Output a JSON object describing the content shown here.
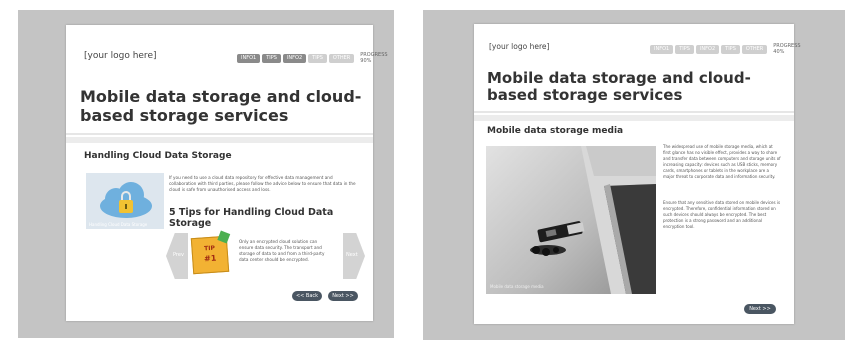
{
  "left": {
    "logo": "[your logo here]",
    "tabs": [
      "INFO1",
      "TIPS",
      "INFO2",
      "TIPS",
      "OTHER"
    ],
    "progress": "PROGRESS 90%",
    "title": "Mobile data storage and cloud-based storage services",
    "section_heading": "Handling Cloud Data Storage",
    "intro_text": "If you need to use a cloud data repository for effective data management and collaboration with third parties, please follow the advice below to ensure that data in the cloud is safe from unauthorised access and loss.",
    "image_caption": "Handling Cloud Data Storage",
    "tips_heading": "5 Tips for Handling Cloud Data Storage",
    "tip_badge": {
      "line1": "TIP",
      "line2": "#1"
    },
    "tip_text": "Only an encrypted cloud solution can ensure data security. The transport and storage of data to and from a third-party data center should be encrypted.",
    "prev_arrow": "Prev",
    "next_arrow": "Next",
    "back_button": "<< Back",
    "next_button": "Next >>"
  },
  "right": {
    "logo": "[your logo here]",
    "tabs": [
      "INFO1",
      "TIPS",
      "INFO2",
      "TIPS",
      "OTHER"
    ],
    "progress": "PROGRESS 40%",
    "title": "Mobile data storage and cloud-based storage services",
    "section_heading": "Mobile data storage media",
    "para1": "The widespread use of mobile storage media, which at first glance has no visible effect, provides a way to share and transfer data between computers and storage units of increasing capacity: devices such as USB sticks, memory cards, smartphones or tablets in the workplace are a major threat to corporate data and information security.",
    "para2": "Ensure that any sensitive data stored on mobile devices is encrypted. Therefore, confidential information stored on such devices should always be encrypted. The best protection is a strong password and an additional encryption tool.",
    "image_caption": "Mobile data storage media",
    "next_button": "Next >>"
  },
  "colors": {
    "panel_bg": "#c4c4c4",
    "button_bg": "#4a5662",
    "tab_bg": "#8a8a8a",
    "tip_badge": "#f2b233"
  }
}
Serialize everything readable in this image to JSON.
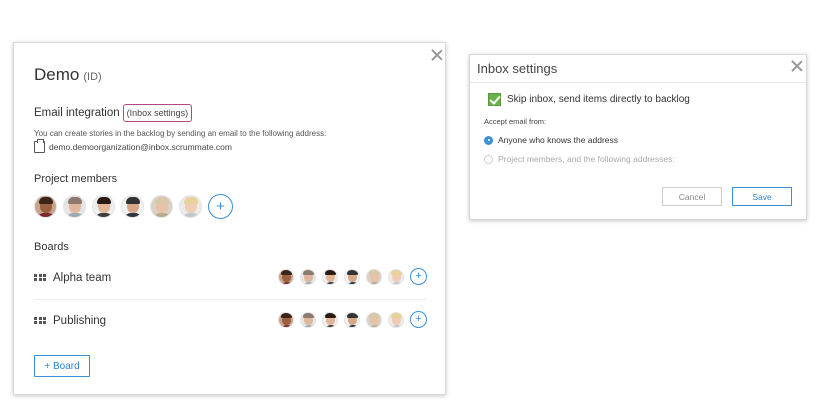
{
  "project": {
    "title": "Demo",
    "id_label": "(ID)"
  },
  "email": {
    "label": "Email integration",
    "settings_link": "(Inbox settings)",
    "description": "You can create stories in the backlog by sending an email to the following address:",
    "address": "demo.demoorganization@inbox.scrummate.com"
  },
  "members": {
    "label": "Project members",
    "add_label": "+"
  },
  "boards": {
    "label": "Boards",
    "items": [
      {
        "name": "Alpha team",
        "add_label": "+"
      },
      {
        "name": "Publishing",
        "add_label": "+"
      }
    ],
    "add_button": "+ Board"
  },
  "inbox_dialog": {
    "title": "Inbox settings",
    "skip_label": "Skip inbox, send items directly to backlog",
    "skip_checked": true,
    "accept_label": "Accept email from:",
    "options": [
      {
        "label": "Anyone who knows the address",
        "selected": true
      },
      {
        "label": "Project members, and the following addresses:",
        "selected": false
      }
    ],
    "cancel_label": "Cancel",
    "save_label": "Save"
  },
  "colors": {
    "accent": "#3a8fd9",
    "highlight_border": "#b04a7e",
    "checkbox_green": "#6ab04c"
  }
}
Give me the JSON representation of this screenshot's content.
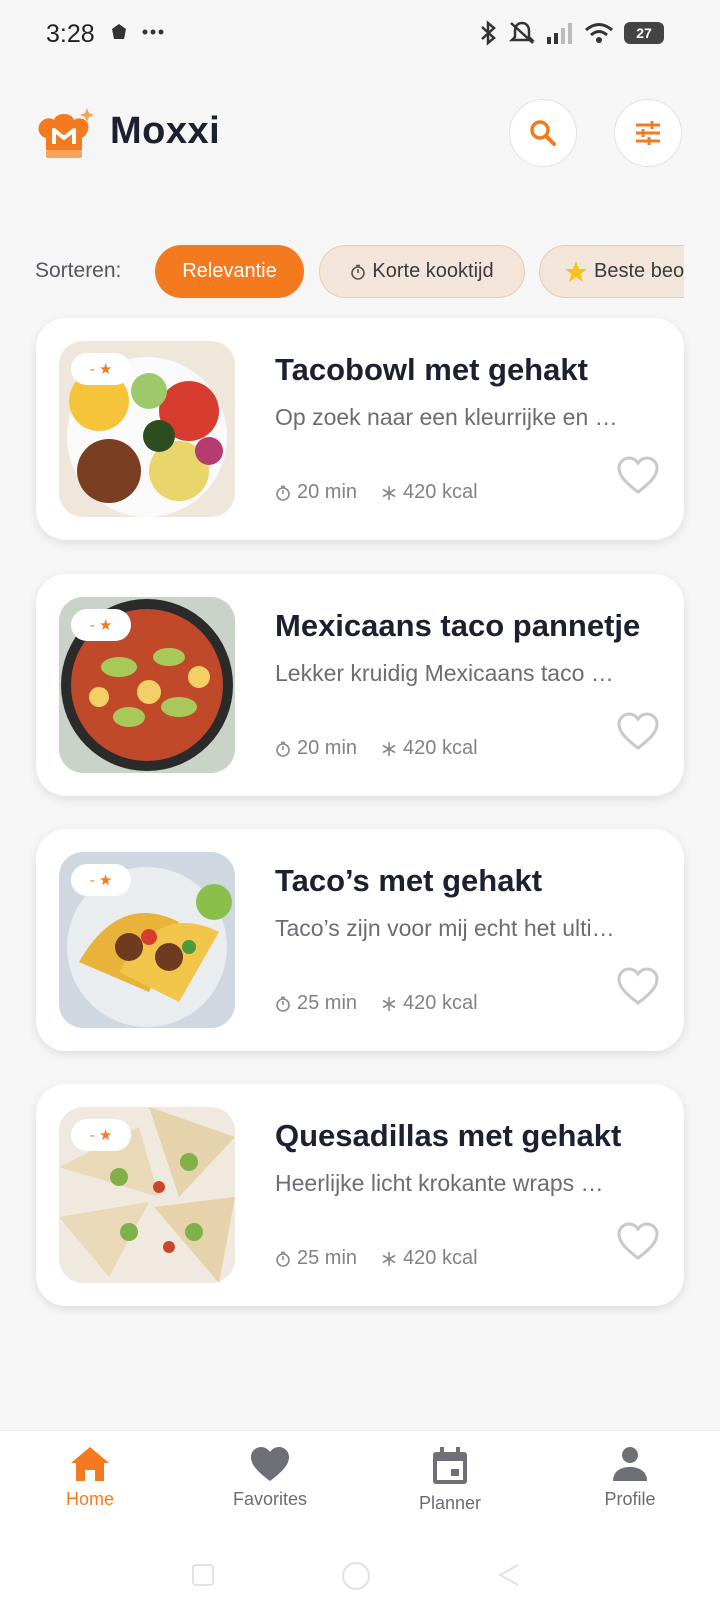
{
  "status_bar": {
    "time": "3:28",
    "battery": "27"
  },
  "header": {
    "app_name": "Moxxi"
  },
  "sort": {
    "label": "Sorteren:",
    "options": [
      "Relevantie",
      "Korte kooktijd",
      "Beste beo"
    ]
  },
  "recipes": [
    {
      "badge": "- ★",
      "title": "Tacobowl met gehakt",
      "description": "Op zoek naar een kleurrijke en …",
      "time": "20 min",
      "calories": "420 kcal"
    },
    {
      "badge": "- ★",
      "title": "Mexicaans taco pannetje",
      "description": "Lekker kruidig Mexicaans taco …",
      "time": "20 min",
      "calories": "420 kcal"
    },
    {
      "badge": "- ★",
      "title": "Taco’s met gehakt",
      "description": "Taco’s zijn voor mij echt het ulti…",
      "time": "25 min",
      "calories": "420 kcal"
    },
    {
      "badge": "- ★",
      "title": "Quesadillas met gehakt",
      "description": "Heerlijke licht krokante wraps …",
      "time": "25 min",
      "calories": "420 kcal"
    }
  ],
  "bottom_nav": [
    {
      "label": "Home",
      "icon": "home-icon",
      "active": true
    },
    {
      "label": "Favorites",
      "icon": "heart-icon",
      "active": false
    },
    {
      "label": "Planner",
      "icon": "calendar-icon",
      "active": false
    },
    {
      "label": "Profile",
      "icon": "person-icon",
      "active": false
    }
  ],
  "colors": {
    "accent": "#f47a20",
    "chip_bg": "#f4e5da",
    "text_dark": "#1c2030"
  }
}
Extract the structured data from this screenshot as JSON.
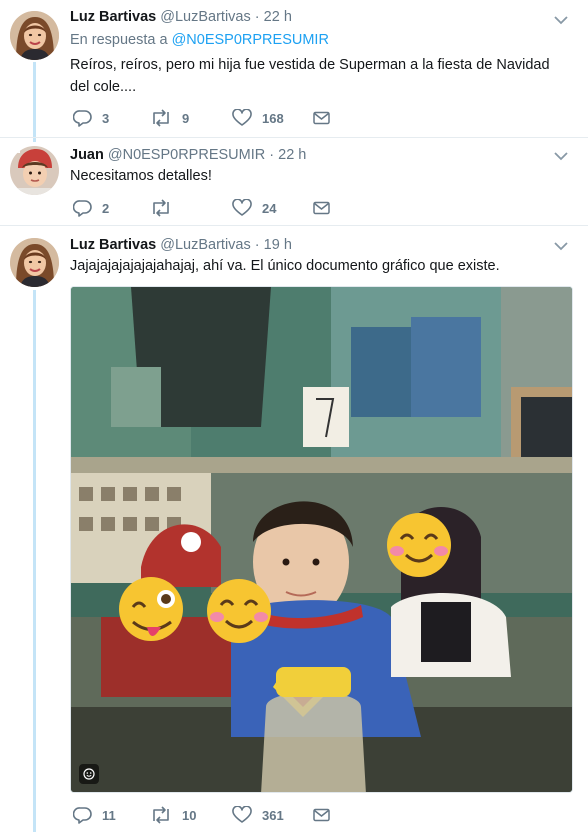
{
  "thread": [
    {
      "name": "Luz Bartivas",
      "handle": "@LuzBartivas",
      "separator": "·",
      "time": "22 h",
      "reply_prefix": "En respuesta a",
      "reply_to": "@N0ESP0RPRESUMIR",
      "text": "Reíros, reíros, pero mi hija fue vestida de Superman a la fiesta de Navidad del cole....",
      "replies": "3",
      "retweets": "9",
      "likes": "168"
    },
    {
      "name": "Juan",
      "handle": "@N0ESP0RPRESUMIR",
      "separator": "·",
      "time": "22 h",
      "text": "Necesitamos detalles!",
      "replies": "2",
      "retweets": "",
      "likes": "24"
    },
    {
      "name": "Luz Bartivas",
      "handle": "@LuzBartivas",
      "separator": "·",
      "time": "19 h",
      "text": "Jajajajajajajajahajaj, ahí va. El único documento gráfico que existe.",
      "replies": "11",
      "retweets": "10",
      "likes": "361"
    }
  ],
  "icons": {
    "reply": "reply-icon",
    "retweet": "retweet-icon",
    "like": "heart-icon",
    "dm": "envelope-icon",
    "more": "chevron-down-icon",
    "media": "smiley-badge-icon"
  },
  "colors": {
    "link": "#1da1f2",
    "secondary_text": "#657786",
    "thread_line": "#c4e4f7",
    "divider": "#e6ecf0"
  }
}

::::

▶ Task brief: Copy the whole of the material above exactly, but not its images.

▶ Exercise solution:
Output a JSON object describing the content shown here.
{
  "left": {
    "logo": "[your logo here]",
    "tabs": [
      "INFO1",
      "TIPS",
      "INFO2",
      "TIPS",
      "OTHER"
    ],
    "progress": "PROGRESS 90%",
    "title": "Mobile data storage and cloud-based storage services",
    "section_heading": "Handling Cloud Data Storage",
    "intro_text": "If you need to use a cloud data repository for effective data management and collaboration with third parties, please follow the advice below to ensure that data in the cloud is safe from unauthorised access and loss.",
    "image_caption": "Handling Cloud Data Storage",
    "tips_heading": "5 Tips for Handling Cloud Data Storage",
    "tip_badge": {
      "line1": "TIP",
      "line2": "#1"
    },
    "tip_text": "Only an encrypted cloud solution can ensure data security. The transport and storage of data to and from a third-party data center should be encrypted.",
    "prev_arrow": "Prev",
    "next_arrow": "Next",
    "back_button": "<< Back",
    "next_button": "Next >>"
  },
  "right": {
    "logo": "[your logo here]",
    "tabs": [
      "INFO1",
      "TIPS",
      "INFO2",
      "TIPS",
      "OTHER"
    ],
    "progress": "PROGRESS 40%",
    "title": "Mobile data storage and cloud-based storage services",
    "section_heading": "Mobile data storage media",
    "para1": "The widespread use of mobile storage media, which at first glance has no visible effect, provides a way to share and transfer data between computers and storage units of increasing capacity: devices such as USB sticks, memory cards, smartphones or tablets in the workplace are a major threat to corporate data and information security.",
    "para2": "Ensure that any sensitive data stored on mobile devices is encrypted. Therefore, confidential information stored on such devices should always be encrypted. The best protection is a strong password and an additional encryption tool.",
    "image_caption": "Mobile data storage media",
    "next_button": "Next >>"
  },
  "colors": {
    "panel_bg": "#c4c4c4",
    "button_bg": "#4a5662",
    "tab_bg": "#8a8a8a",
    "tip_badge": "#f2b233"
  }
}
Serialize everything readable in this image to JSON.
{
  "project": {
    "title": "Demo",
    "id_label": "(ID)"
  },
  "email": {
    "label": "Email integration",
    "settings_link": "(Inbox settings)",
    "description": "You can create stories in the backlog by sending an email to the following address:",
    "address": "demo.demoorganization@inbox.scrummate.com"
  },
  "members": {
    "label": "Project members",
    "add_label": "+"
  },
  "boards": {
    "label": "Boards",
    "items": [
      {
        "name": "Alpha team",
        "add_label": "+"
      },
      {
        "name": "Publishing",
        "add_label": "+"
      }
    ],
    "add_button": "+ Board"
  },
  "inbox_dialog": {
    "title": "Inbox settings",
    "skip_label": "Skip inbox, send items directly to backlog",
    "skip_checked": true,
    "accept_label": "Accept email from:",
    "options": [
      {
        "label": "Anyone who knows the address",
        "selected": true
      },
      {
        "label": "Project members, and the following addresses:",
        "selected": false
      }
    ],
    "cancel_label": "Cancel",
    "save_label": "Save"
  },
  "colors": {
    "accent": "#3a8fd9",
    "highlight_border": "#b04a7e",
    "checkbox_green": "#6ab04c"
  }
}
Give me the JSON representation of this screenshot's content.
{
  "status_bar": {
    "time": "3:28",
    "battery": "27"
  },
  "header": {
    "app_name": "Moxxi"
  },
  "sort": {
    "label": "Sorteren:",
    "options": [
      "Relevantie",
      "Korte kooktijd",
      "Beste beo"
    ]
  },
  "recipes": [
    {
      "badge": "- ★",
      "title": "Tacobowl met gehakt",
      "description": "Op zoek naar een kleurrijke en …",
      "time": "20 min",
      "calories": "420 kcal"
    },
    {
      "badge": "- ★",
      "title": "Mexicaans taco pannetje",
      "description": "Lekker kruidig Mexicaans taco …",
      "time": "20 min",
      "calories": "420 kcal"
    },
    {
      "badge": "- ★",
      "title": "Taco’s met gehakt",
      "description": "Taco’s zijn voor mij echt het ulti…",
      "time": "25 min",
      "calories": "420 kcal"
    },
    {
      "badge": "- ★",
      "title": "Quesadillas met gehakt",
      "description": "Heerlijke licht krokante wraps …",
      "time": "25 min",
      "calories": "420 kcal"
    }
  ],
  "bottom_nav": [
    {
      "label": "Home",
      "icon": "home-icon",
      "active": true
    },
    {
      "label": "Favorites",
      "icon": "heart-icon",
      "active": false
    },
    {
      "label": "Planner",
      "icon": "calendar-icon",
      "active": false
    },
    {
      "label": "Profile",
      "icon": "person-icon",
      "active": false
    }
  ],
  "colors": {
    "accent": "#f47a20",
    "chip_bg": "#f4e5da",
    "text_dark": "#1c2030"
  }
}
Extract the structured data from this screenshot as JSON.
{
  "thread": [
    {
      "name": "Luz Bartivas",
      "handle": "@LuzBartivas",
      "separator": "·",
      "time": "22 h",
      "reply_prefix": "En respuesta a",
      "reply_to": "@N0ESP0RPRESUMIR",
      "text": "Reíros, reíros, pero mi hija fue vestida de Superman a la fiesta de Navidad del cole....",
      "replies": "3",
      "retweets": "9",
      "likes": "168"
    },
    {
      "name": "Juan",
      "handle": "@N0ESP0RPRESUMIR",
      "separator": "·",
      "time": "22 h",
      "text": "Necesitamos detalles!",
      "replies": "2",
      "retweets": "",
      "likes": "24"
    },
    {
      "name": "Luz Bartivas",
      "handle": "@LuzBartivas",
      "separator": "·",
      "time": "19 h",
      "text": "Jajajajajajajajahajaj, ahí va. El único documento gráfico que existe.",
      "replies": "11",
      "retweets": "10",
      "likes": "361"
    }
  ],
  "icons": {
    "reply": "reply-icon",
    "retweet": "retweet-icon",
    "like": "heart-icon",
    "dm": "envelope-icon",
    "more": "chevron-down-icon",
    "media": "smiley-badge-icon"
  },
  "colors": {
    "link": "#1da1f2",
    "secondary_text": "#657786",
    "thread_line": "#c4e4f7",
    "divider": "#e6ecf0"
  }
}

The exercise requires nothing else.